┌─ MATERIAL PROVIDED

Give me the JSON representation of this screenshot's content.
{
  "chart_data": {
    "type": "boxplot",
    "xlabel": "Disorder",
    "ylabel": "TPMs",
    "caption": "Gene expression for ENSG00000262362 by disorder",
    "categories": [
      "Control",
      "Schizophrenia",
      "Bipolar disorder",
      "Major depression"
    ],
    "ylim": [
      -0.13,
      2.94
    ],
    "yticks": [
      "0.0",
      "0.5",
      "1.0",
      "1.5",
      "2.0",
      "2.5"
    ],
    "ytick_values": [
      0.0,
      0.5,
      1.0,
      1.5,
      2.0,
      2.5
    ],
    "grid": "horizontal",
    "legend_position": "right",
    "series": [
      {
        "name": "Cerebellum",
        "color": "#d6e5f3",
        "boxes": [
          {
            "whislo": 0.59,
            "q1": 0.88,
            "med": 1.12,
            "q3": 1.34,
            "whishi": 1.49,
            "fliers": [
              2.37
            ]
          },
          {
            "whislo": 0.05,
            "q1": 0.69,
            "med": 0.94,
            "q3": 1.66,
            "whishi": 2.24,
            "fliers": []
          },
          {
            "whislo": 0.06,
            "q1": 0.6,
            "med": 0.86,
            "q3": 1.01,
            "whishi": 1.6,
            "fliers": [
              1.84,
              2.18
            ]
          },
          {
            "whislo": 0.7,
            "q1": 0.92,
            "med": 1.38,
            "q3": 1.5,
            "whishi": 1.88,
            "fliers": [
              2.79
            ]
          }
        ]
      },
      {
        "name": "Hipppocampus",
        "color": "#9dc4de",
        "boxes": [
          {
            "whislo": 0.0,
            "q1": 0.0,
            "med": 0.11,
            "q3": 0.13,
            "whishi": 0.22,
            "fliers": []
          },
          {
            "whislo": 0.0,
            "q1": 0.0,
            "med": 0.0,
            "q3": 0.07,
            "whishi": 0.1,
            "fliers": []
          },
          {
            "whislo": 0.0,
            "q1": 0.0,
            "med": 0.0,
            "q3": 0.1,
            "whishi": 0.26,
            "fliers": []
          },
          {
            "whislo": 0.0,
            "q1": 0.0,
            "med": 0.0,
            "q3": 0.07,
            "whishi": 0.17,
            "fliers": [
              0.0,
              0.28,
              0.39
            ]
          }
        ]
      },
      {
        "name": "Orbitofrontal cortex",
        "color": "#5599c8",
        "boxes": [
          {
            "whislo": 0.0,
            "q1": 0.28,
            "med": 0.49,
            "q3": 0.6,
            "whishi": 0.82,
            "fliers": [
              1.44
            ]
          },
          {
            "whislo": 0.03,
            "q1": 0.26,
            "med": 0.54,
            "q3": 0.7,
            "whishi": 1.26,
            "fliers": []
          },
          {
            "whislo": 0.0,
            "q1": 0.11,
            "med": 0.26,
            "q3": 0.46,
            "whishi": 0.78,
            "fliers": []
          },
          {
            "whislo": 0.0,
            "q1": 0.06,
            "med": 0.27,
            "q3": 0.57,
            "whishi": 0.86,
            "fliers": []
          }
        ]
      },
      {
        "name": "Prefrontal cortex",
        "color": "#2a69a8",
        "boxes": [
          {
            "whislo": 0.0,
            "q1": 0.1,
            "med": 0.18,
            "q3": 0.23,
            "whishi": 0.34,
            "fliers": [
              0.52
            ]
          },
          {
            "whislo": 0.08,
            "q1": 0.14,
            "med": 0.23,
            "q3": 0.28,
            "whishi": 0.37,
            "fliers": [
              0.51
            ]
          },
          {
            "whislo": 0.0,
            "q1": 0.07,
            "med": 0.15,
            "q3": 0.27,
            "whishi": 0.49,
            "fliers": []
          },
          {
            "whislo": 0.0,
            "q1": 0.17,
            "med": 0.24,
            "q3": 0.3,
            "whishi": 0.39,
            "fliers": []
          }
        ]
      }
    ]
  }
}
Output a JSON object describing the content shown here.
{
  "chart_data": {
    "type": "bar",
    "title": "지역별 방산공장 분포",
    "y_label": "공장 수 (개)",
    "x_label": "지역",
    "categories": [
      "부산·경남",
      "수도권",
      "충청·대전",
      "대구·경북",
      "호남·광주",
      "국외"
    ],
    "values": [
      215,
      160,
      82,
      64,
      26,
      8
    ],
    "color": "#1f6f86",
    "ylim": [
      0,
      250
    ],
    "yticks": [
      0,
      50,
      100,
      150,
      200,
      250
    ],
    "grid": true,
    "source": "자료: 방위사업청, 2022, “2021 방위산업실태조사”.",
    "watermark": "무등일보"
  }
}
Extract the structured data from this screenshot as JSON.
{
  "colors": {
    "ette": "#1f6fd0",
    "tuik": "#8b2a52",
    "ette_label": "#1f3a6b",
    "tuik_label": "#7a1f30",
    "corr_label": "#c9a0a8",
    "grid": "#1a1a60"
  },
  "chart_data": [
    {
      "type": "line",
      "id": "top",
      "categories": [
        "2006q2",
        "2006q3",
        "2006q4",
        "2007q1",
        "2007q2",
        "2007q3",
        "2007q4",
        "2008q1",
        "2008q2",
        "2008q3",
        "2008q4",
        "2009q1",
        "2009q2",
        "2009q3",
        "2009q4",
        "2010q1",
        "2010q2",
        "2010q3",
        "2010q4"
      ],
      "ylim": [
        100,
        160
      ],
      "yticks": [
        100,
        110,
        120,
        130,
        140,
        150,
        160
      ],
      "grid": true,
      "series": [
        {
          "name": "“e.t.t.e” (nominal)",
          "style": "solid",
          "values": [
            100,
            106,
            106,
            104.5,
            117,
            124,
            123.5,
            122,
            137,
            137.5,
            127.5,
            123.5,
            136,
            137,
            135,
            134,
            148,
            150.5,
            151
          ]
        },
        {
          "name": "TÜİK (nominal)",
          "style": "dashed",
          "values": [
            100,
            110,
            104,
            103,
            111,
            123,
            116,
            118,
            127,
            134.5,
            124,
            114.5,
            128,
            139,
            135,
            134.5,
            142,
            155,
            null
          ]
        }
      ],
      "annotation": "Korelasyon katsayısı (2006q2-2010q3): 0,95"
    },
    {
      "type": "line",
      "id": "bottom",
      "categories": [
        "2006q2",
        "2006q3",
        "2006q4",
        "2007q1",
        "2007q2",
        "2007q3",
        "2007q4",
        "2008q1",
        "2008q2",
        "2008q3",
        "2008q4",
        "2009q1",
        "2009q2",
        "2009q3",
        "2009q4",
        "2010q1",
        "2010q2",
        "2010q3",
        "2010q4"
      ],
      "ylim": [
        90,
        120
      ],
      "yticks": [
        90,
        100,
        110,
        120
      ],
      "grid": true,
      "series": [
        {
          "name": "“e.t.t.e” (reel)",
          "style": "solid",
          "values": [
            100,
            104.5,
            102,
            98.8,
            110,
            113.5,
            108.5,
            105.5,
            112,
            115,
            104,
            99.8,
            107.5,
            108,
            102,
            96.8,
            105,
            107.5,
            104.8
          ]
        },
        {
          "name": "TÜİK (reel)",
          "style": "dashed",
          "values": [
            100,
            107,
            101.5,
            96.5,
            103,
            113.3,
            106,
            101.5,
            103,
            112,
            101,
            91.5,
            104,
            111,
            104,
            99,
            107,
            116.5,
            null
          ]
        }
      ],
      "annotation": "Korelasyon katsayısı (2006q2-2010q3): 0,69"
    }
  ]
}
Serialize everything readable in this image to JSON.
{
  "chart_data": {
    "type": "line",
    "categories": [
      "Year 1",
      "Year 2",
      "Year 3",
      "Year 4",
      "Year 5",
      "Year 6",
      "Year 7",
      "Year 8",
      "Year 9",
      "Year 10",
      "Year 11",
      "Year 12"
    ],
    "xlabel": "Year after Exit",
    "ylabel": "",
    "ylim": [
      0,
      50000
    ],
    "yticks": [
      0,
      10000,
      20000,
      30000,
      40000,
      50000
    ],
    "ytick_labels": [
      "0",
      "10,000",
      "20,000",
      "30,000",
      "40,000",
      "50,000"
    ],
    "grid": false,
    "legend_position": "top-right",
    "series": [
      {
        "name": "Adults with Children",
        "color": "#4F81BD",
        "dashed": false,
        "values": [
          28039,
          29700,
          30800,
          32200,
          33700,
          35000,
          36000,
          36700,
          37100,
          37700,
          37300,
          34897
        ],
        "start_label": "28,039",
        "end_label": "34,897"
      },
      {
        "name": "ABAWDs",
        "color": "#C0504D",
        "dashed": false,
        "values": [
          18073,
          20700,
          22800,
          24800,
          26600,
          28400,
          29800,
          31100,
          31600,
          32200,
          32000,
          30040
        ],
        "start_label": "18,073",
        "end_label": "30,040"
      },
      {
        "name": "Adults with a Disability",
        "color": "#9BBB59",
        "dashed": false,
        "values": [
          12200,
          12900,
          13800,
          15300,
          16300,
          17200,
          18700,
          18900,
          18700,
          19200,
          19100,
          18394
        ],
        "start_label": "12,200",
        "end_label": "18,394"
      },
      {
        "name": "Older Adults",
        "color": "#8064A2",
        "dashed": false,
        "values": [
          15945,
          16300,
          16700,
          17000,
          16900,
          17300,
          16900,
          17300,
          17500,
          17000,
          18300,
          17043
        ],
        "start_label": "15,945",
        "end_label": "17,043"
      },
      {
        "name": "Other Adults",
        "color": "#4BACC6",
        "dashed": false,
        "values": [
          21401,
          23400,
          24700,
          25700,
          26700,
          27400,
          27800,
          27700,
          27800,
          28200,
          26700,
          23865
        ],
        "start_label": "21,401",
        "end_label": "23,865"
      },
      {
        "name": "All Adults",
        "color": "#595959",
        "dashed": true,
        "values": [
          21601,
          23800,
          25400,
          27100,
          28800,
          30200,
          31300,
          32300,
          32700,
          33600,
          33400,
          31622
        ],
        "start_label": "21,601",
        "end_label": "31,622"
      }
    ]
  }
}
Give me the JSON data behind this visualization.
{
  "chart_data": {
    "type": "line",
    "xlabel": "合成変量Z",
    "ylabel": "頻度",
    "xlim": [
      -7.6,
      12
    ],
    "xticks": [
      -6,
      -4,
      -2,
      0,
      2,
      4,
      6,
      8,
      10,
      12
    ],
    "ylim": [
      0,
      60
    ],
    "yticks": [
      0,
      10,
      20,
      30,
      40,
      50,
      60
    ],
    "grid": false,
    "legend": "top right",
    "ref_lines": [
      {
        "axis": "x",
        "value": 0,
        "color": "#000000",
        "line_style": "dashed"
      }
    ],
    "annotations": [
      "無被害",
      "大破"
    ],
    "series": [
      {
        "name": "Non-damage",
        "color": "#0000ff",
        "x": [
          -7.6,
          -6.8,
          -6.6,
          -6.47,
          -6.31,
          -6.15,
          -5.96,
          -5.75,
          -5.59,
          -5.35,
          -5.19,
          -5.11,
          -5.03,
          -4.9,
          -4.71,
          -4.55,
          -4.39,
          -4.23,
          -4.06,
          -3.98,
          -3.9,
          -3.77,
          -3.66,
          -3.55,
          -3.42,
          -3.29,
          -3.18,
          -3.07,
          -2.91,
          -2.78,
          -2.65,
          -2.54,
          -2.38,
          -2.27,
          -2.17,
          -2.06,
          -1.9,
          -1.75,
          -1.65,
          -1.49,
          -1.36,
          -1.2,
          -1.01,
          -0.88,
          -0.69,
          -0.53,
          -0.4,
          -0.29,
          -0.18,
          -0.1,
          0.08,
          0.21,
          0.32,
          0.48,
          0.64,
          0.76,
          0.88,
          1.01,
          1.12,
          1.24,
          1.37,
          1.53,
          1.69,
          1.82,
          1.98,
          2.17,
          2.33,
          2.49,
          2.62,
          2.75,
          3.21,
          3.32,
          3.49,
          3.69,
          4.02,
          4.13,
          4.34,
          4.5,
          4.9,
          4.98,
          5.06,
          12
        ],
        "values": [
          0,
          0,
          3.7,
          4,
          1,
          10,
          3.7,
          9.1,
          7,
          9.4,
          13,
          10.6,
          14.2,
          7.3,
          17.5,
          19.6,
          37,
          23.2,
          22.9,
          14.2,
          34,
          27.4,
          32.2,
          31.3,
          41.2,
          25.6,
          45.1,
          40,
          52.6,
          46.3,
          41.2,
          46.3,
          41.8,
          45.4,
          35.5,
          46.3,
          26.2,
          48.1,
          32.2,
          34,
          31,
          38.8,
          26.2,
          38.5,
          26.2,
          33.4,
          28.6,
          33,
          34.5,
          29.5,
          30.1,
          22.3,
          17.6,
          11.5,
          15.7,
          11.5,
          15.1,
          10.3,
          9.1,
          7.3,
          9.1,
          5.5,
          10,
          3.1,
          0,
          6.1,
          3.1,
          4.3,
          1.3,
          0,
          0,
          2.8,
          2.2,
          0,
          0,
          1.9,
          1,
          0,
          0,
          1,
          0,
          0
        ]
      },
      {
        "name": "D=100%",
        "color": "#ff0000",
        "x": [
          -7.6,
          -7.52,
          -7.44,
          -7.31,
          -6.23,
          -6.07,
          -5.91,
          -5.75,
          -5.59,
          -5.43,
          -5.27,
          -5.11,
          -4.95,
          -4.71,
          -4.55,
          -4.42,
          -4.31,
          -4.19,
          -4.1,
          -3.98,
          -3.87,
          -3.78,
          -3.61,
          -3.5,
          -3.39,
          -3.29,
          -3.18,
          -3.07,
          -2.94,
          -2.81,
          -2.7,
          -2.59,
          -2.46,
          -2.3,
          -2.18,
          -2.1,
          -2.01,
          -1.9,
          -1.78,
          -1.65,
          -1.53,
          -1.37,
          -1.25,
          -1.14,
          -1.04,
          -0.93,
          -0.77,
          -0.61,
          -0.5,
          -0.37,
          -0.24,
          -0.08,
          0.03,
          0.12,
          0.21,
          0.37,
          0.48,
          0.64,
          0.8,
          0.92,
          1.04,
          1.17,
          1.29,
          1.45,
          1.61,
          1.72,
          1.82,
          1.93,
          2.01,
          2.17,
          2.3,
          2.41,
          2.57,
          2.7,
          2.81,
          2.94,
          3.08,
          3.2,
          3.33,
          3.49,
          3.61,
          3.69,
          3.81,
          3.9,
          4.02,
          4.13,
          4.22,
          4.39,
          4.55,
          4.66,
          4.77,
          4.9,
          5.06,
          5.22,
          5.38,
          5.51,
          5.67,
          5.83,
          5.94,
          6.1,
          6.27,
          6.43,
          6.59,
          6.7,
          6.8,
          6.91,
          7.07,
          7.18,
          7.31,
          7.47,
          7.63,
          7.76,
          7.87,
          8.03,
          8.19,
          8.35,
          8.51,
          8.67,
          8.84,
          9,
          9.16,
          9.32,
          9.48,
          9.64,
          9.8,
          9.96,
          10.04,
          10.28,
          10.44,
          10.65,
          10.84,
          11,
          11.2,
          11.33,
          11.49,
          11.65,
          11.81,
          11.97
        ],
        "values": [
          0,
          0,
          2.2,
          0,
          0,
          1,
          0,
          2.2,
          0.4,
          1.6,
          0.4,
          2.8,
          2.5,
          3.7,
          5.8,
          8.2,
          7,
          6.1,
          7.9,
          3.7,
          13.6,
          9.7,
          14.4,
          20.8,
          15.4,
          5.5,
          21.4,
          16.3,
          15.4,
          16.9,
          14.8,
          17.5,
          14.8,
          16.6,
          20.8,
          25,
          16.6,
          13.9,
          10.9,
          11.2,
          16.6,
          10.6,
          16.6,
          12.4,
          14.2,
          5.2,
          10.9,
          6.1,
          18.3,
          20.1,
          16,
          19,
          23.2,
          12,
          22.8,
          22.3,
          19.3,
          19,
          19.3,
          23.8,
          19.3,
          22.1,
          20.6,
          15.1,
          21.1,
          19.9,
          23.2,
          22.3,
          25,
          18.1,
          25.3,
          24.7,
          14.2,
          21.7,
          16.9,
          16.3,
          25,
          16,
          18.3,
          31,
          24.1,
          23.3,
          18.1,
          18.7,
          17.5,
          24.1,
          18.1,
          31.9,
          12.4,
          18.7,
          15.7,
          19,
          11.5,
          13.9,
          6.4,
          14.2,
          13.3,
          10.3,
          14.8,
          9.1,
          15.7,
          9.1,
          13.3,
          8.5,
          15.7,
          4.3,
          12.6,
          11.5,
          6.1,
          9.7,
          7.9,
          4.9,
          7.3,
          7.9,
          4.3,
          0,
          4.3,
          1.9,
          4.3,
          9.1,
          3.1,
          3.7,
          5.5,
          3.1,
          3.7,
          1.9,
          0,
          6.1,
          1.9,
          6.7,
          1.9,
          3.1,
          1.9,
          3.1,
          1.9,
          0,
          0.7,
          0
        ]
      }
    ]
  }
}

└─

### JOB:
Each line of the material that holds the string "katsayısı" counts once; give the total alone.

### COMPLETE RESPONSE:
2